# [Set task]
Pictures don't belong in the copy; print all the records exactly.

[Items from a figure collection]
((

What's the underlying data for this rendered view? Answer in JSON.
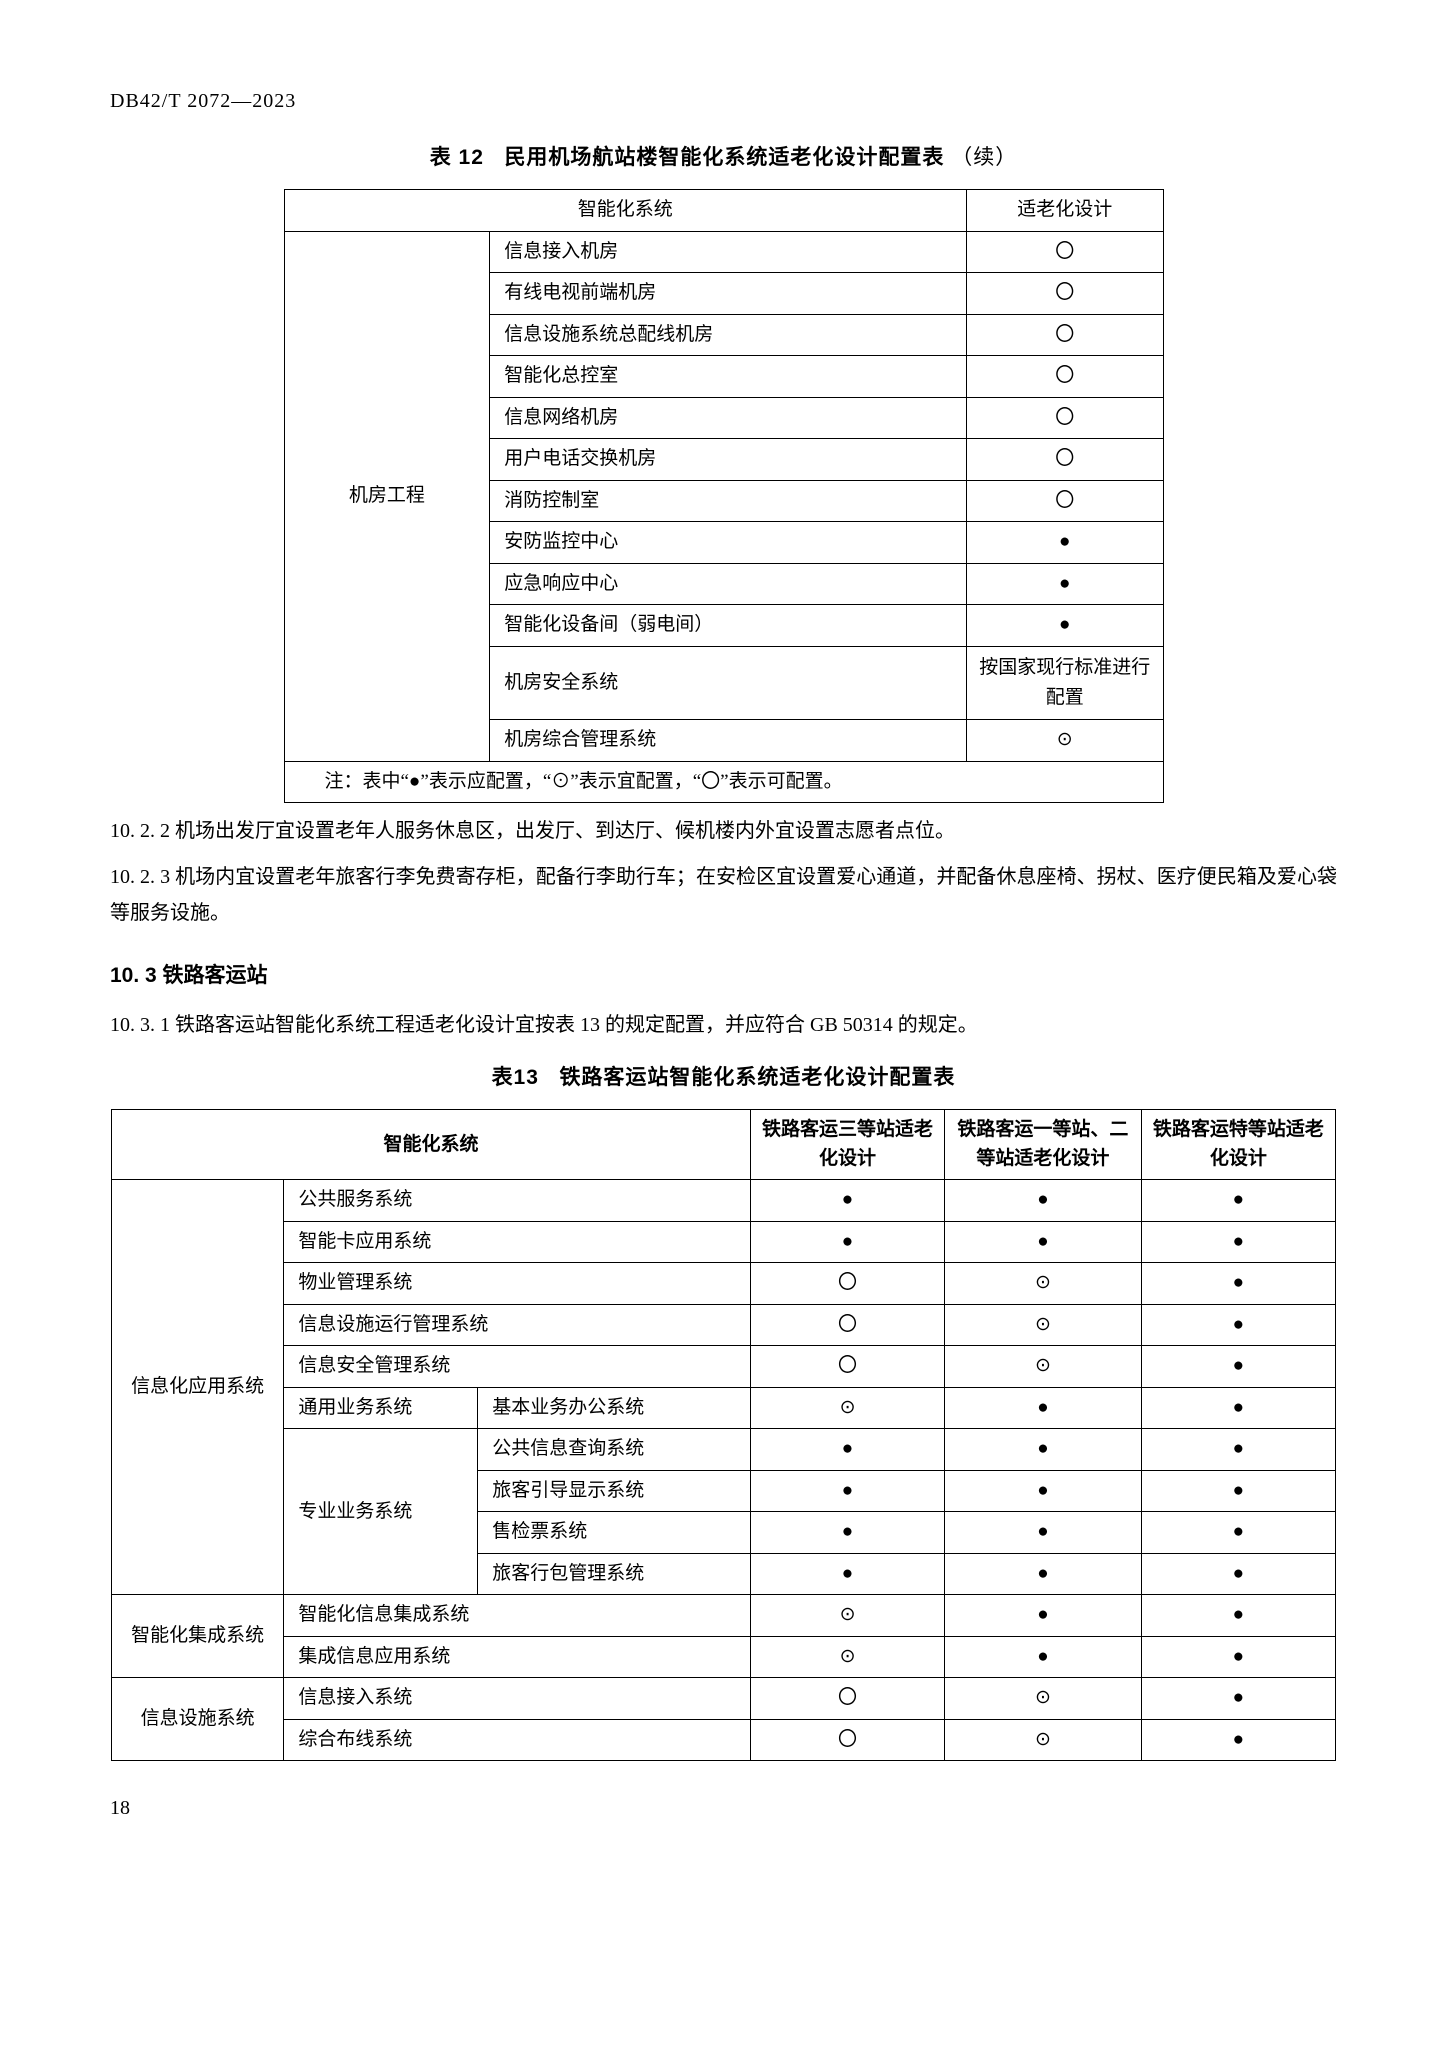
{
  "doc_code": "DB42/T 2072—2023",
  "table12": {
    "title_prefix": "表 12",
    "title_main": "民用机场航站楼智能化系统适老化设计配置表",
    "title_suffix": "（续）",
    "header_system": "智能化系统",
    "header_design": "适老化设计",
    "group_label": "机房工程",
    "rows": [
      {
        "name": "信息接入机房",
        "mark": "〇"
      },
      {
        "name": "有线电视前端机房",
        "mark": "〇"
      },
      {
        "name": "信息设施系统总配线机房",
        "mark": "〇"
      },
      {
        "name": "智能化总控室",
        "mark": "〇"
      },
      {
        "name": "信息网络机房",
        "mark": "〇"
      },
      {
        "name": "用户电话交换机房",
        "mark": "〇"
      },
      {
        "name": "消防控制室",
        "mark": "〇"
      },
      {
        "name": "安防监控中心",
        "mark": "●"
      },
      {
        "name": "应急响应中心",
        "mark": "●"
      },
      {
        "name": "智能化设备间（弱电间）",
        "mark": "●"
      },
      {
        "name": "机房安全系统",
        "mark": "按国家现行标准进行配置"
      },
      {
        "name": "机房综合管理系统",
        "mark": "⊙"
      }
    ],
    "note": "注：表中“●”表示应配置，“⊙”表示宜配置，“〇”表示可配置。"
  },
  "para_10_2_2": "10. 2. 2  机场出发厅宜设置老年人服务休息区，出发厅、到达厅、候机楼内外宜设置志愿者点位。",
  "para_10_2_3": "10. 2. 3  机场内宜设置老年旅客行李免费寄存柜，配备行李助行车；在安检区宜设置爱心通道，并配备休息座椅、拐杖、医疗便民箱及爱心袋等服务设施。",
  "section_10_3": "10. 3  铁路客运站",
  "para_10_3_1": "10. 3. 1  铁路客运站智能化系统工程适老化设计宜按表 13 的规定配置，并应符合 GB 50314 的规定。",
  "table13": {
    "title_prefix": "表13",
    "title_main": "铁路客运站智能化系统适老化设计配置表",
    "header_system": "智能化系统",
    "header_c3": "铁路客运三等站适老化设计",
    "header_c12": "铁路客运一等站、二等站适老化设计",
    "header_cs": "铁路客运特等站适老化设计",
    "groups": [
      {
        "label": "信息化应用系统",
        "rows": [
          {
            "sub": "公共服务系统",
            "marks": [
              "●",
              "●",
              "●"
            ]
          },
          {
            "sub": "智能卡应用系统",
            "marks": [
              "●",
              "●",
              "●"
            ]
          },
          {
            "sub": "物业管理系统",
            "marks": [
              "〇",
              "⊙",
              "●"
            ]
          },
          {
            "sub": "信息设施运行管理系统",
            "marks": [
              "〇",
              "⊙",
              "●"
            ]
          },
          {
            "sub": "信息安全管理系统",
            "marks": [
              "〇",
              "⊙",
              "●"
            ]
          },
          {
            "sub": "通用业务系统",
            "sub2": "基本业务办公系统",
            "marks": [
              "⊙",
              "●",
              "●"
            ]
          },
          {
            "sub": "专业业务系统",
            "sub2_rows": [
              {
                "label": "公共信息查询系统",
                "marks": [
                  "●",
                  "●",
                  "●"
                ]
              },
              {
                "label": "旅客引导显示系统",
                "marks": [
                  "●",
                  "●",
                  "●"
                ]
              },
              {
                "label": "售检票系统",
                "marks": [
                  "●",
                  "●",
                  "●"
                ]
              },
              {
                "label": "旅客行包管理系统",
                "marks": [
                  "●",
                  "●",
                  "●"
                ]
              }
            ]
          }
        ]
      },
      {
        "label": "智能化集成系统",
        "rows": [
          {
            "sub": "智能化信息集成系统",
            "marks": [
              "⊙",
              "●",
              "●"
            ]
          },
          {
            "sub": "集成信息应用系统",
            "marks": [
              "⊙",
              "●",
              "●"
            ]
          }
        ]
      },
      {
        "label": "信息设施系统",
        "rows": [
          {
            "sub": "信息接入系统",
            "marks": [
              "〇",
              "⊙",
              "●"
            ]
          },
          {
            "sub": "综合布线系统",
            "marks": [
              "〇",
              "⊙",
              "●"
            ]
          }
        ]
      }
    ]
  },
  "page_number": "18"
}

))

# [Right answer]
What's the underlying data for this rendered view? Answer in JSON.
{
  "doc_code": "DB42/T 2072—2023",
  "table12": {
    "title_prefix": "表 12",
    "title_main": "民用机场航站楼智能化系统适老化设计配置表",
    "title_suffix": "（续）",
    "header_system": "智能化系统",
    "header_design": "适老化设计",
    "group_label": "机房工程",
    "rows": [
      {
        "name": "信息接入机房",
        "mark": "〇"
      },
      {
        "name": "有线电视前端机房",
        "mark": "〇"
      },
      {
        "name": "信息设施系统总配线机房",
        "mark": "〇"
      },
      {
        "name": "智能化总控室",
        "mark": "〇"
      },
      {
        "name": "信息网络机房",
        "mark": "〇"
      },
      {
        "name": "用户电话交换机房",
        "mark": "〇"
      },
      {
        "name": "消防控制室",
        "mark": "〇"
      },
      {
        "name": "安防监控中心",
        "mark": "●"
      },
      {
        "name": "应急响应中心",
        "mark": "●"
      },
      {
        "name": "智能化设备间（弱电间）",
        "mark": "●"
      },
      {
        "name": "机房安全系统",
        "mark": "按国家现行标准进行配置"
      },
      {
        "name": "机房综合管理系统",
        "mark": "⊙"
      }
    ],
    "note": "注：表中“●”表示应配置，“⊙”表示宜配置，“〇”表示可配置。"
  },
  "para_10_2_2": "10. 2. 2  机场出发厅宜设置老年人服务休息区，出发厅、到达厅、候机楼内外宜设置志愿者点位。",
  "para_10_2_3": "10. 2. 3  机场内宜设置老年旅客行李免费寄存柜，配备行李助行车；在安检区宜设置爱心通道，并配备休息座椅、拐杖、医疗便民箱及爱心袋等服务设施。",
  "section_10_3": "10. 3  铁路客运站",
  "para_10_3_1": "10. 3. 1  铁路客运站智能化系统工程适老化设计宜按表 13 的规定配置，并应符合 GB 50314 的规定。",
  "table13": {
    "title_prefix": "表13",
    "title_main": "铁路客运站智能化系统适老化设计配置表",
    "header_system": "智能化系统",
    "header_c3": "铁路客运三等站适老化设计",
    "header_c12": "铁路客运一等站、二等站适老化设计",
    "header_cs": "铁路客运特等站适老化设计",
    "groups": [
      {
        "label": "信息化应用系统",
        "rows": [
          {
            "sub": "公共服务系统",
            "marks": [
              "●",
              "●",
              "●"
            ]
          },
          {
            "sub": "智能卡应用系统",
            "marks": [
              "●",
              "●",
              "●"
            ]
          },
          {
            "sub": "物业管理系统",
            "marks": [
              "〇",
              "⊙",
              "●"
            ]
          },
          {
            "sub": "信息设施运行管理系统",
            "marks": [
              "〇",
              "⊙",
              "●"
            ]
          },
          {
            "sub": "信息安全管理系统",
            "marks": [
              "〇",
              "⊙",
              "●"
            ]
          },
          {
            "sub": "通用业务系统",
            "sub2": "基本业务办公系统",
            "marks": [
              "⊙",
              "●",
              "●"
            ]
          },
          {
            "sub": "专业业务系统",
            "sub2_rows": [
              {
                "label": "公共信息查询系统",
                "marks": [
                  "●",
                  "●",
                  "●"
                ]
              },
              {
                "label": "旅客引导显示系统",
                "marks": [
                  "●",
                  "●",
                  "●"
                ]
              },
              {
                "label": "售检票系统",
                "marks": [
                  "●",
                  "●",
                  "●"
                ]
              },
              {
                "label": "旅客行包管理系统",
                "marks": [
                  "●",
                  "●",
                  "●"
                ]
              }
            ]
          }
        ]
      },
      {
        "label": "智能化集成系统",
        "rows": [
          {
            "sub": "智能化信息集成系统",
            "marks": [
              "⊙",
              "●",
              "●"
            ]
          },
          {
            "sub": "集成信息应用系统",
            "marks": [
              "⊙",
              "●",
              "●"
            ]
          }
        ]
      },
      {
        "label": "信息设施系统",
        "rows": [
          {
            "sub": "信息接入系统",
            "marks": [
              "〇",
              "⊙",
              "●"
            ]
          },
          {
            "sub": "综合布线系统",
            "marks": [
              "〇",
              "⊙",
              "●"
            ]
          }
        ]
      }
    ]
  },
  "page_number": "18"
}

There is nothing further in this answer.